→ **The exercise**
Tally the lines in the following entries that include the word "angles"; state only the total.

Dataset entries:

◆ ◆ ◆ ◆ ◆

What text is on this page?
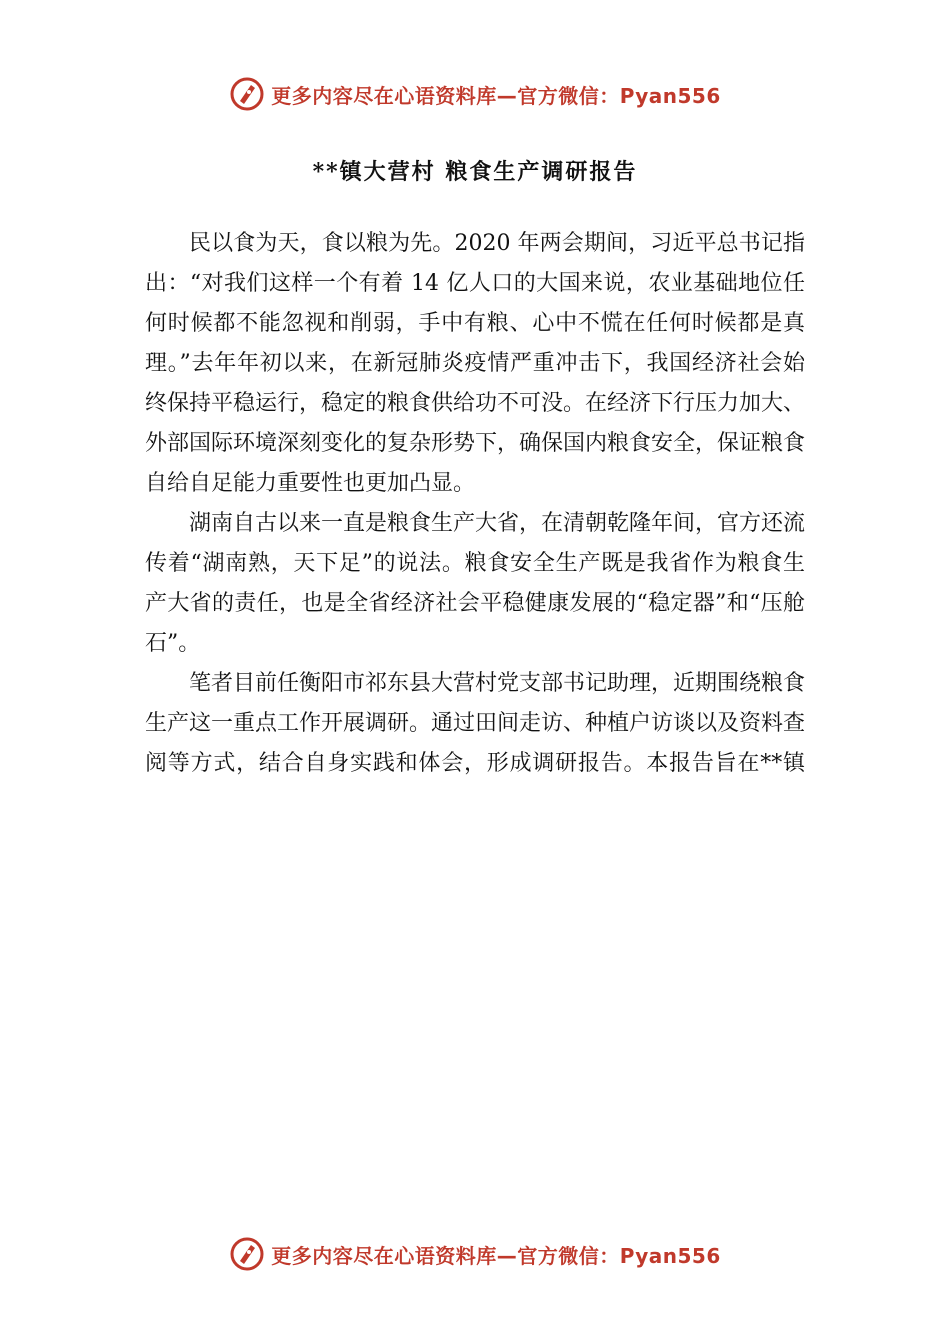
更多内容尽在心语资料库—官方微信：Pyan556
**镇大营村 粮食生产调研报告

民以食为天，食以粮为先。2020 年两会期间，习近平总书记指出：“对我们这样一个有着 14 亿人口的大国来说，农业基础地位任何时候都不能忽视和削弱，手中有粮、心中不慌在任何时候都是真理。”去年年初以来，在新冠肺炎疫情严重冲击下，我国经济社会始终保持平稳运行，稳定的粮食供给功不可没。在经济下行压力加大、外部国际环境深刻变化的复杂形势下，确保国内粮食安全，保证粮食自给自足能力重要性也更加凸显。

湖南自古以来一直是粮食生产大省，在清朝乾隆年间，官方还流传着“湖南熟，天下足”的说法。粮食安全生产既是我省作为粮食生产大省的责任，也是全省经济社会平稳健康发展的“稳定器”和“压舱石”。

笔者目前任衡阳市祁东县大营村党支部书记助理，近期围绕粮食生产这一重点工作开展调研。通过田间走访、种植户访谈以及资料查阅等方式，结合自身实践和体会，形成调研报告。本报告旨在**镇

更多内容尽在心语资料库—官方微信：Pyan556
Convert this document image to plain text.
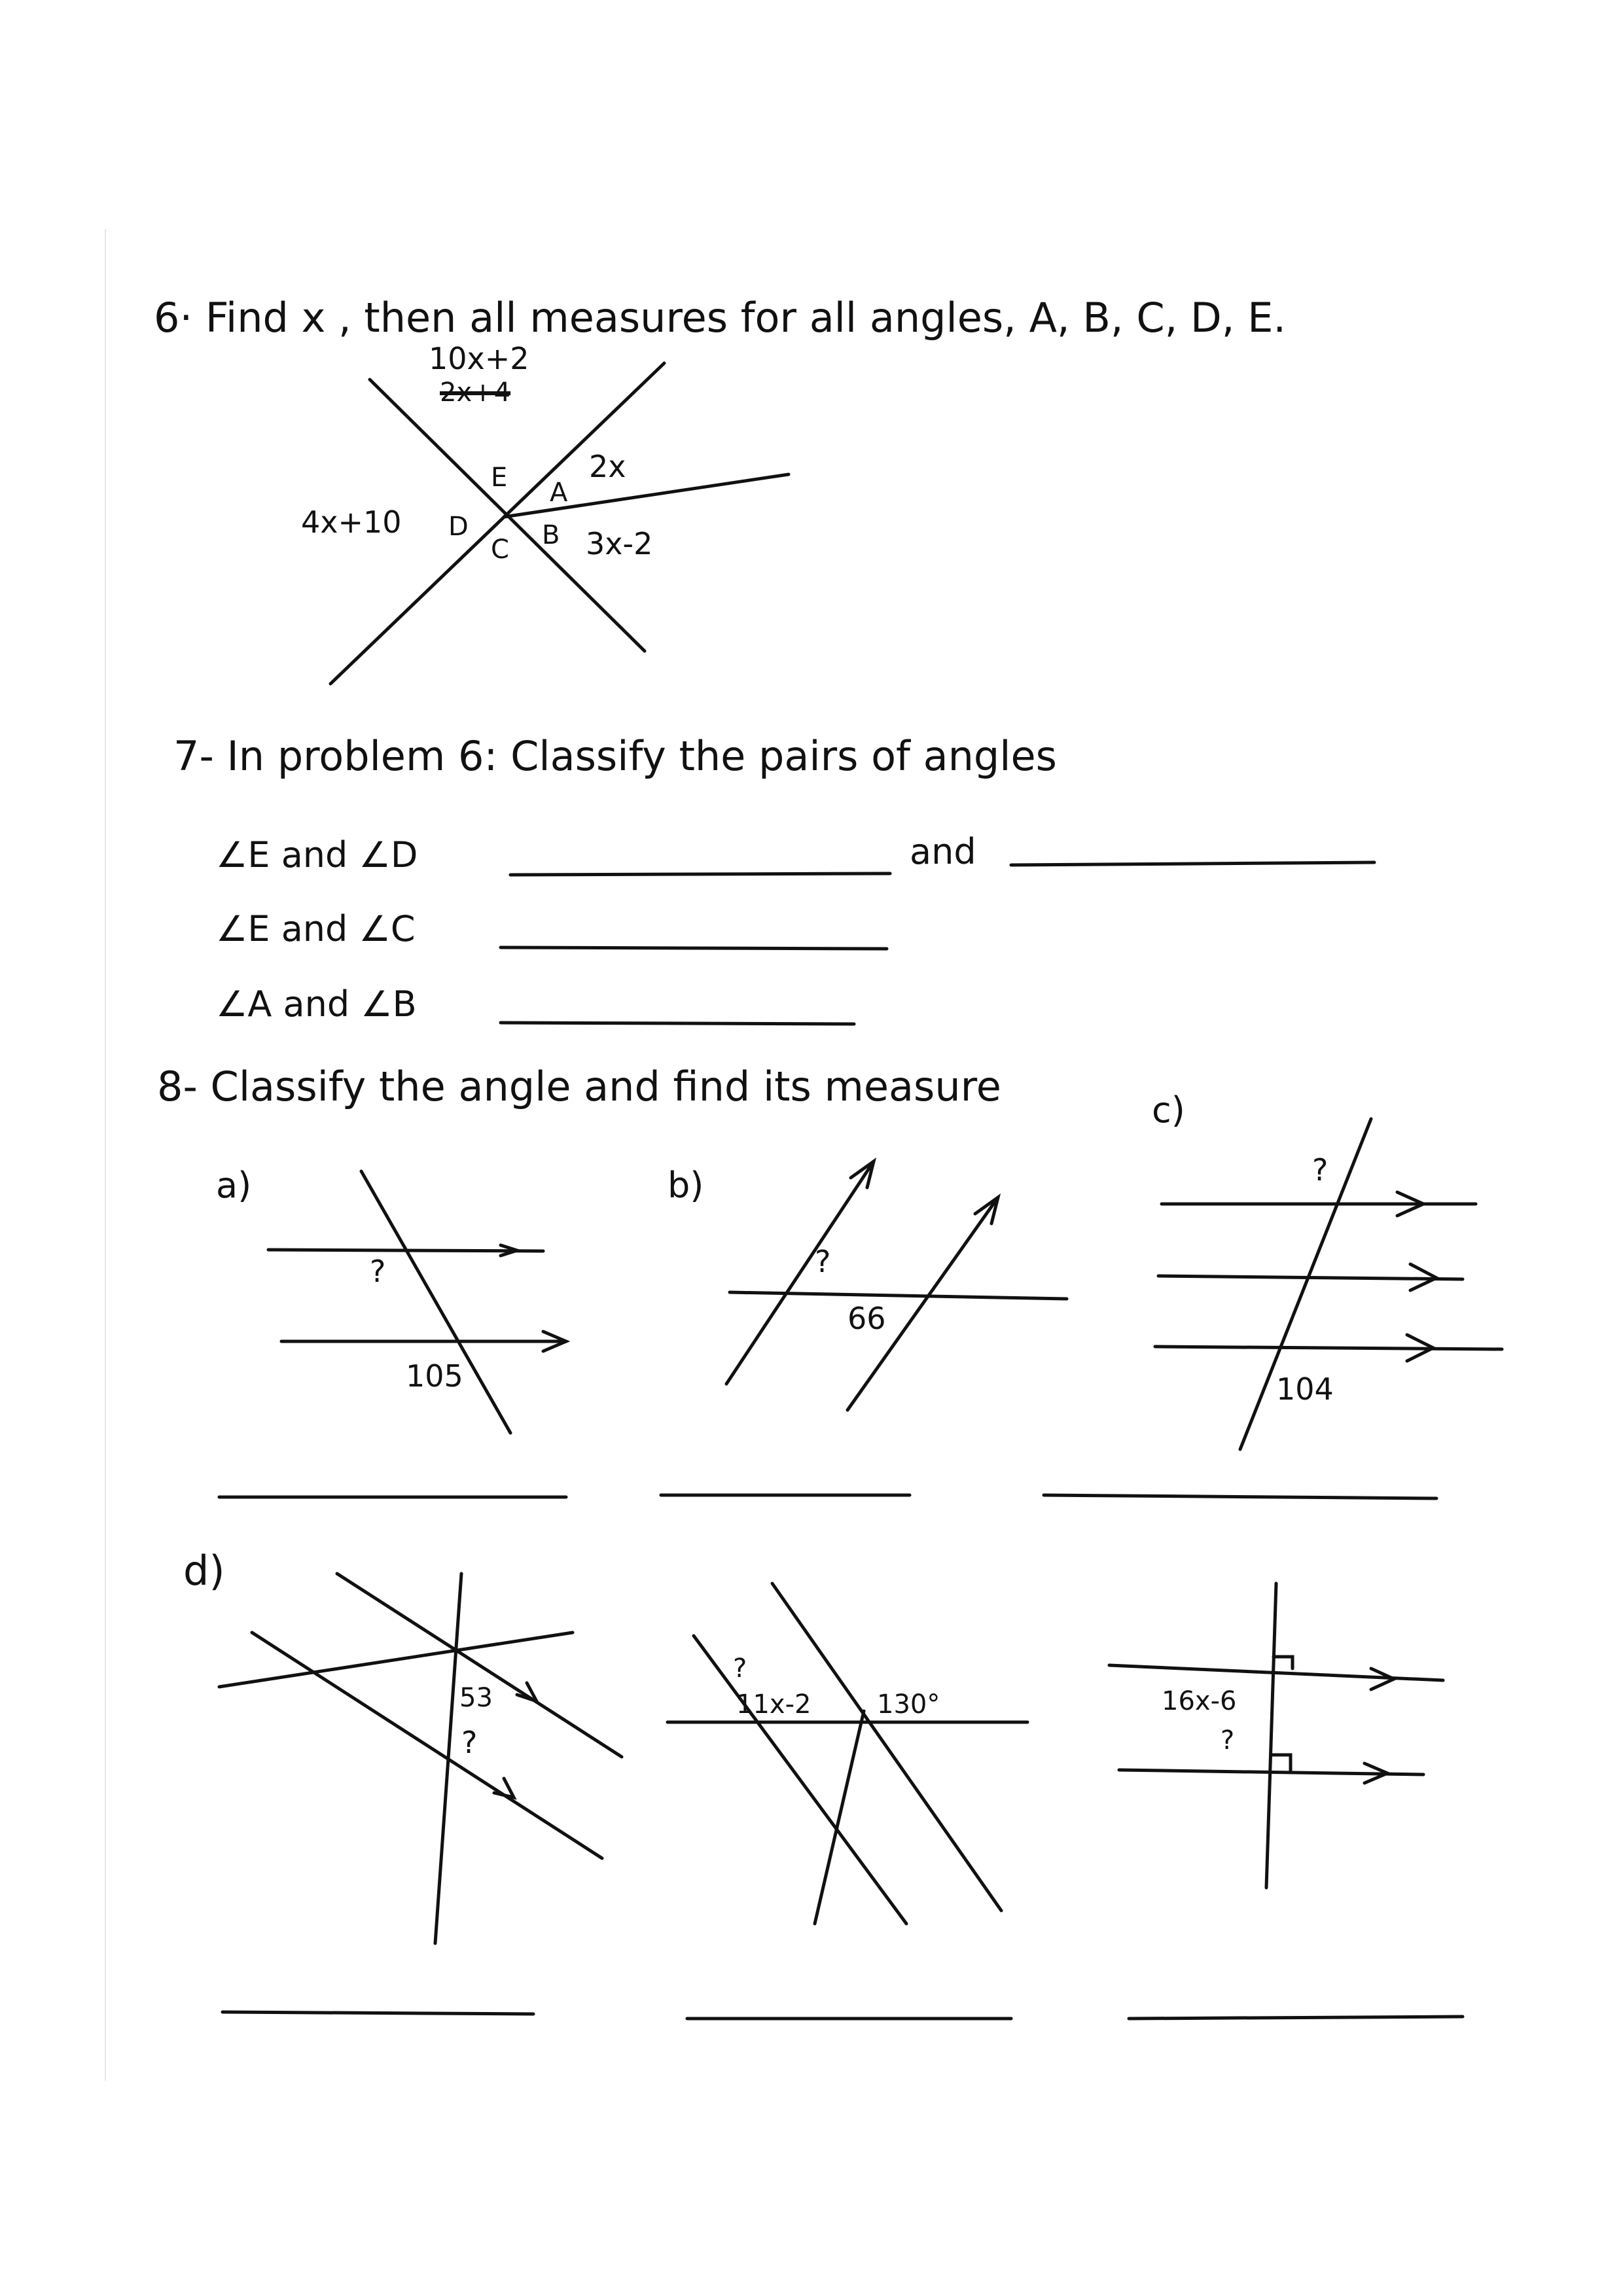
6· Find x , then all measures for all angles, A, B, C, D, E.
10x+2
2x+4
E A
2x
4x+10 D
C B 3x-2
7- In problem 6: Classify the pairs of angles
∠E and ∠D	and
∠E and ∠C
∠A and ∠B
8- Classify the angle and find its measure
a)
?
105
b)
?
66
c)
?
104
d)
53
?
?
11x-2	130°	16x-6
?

◆ ◆ ◆ ◆ ◆

→ **Answer**
2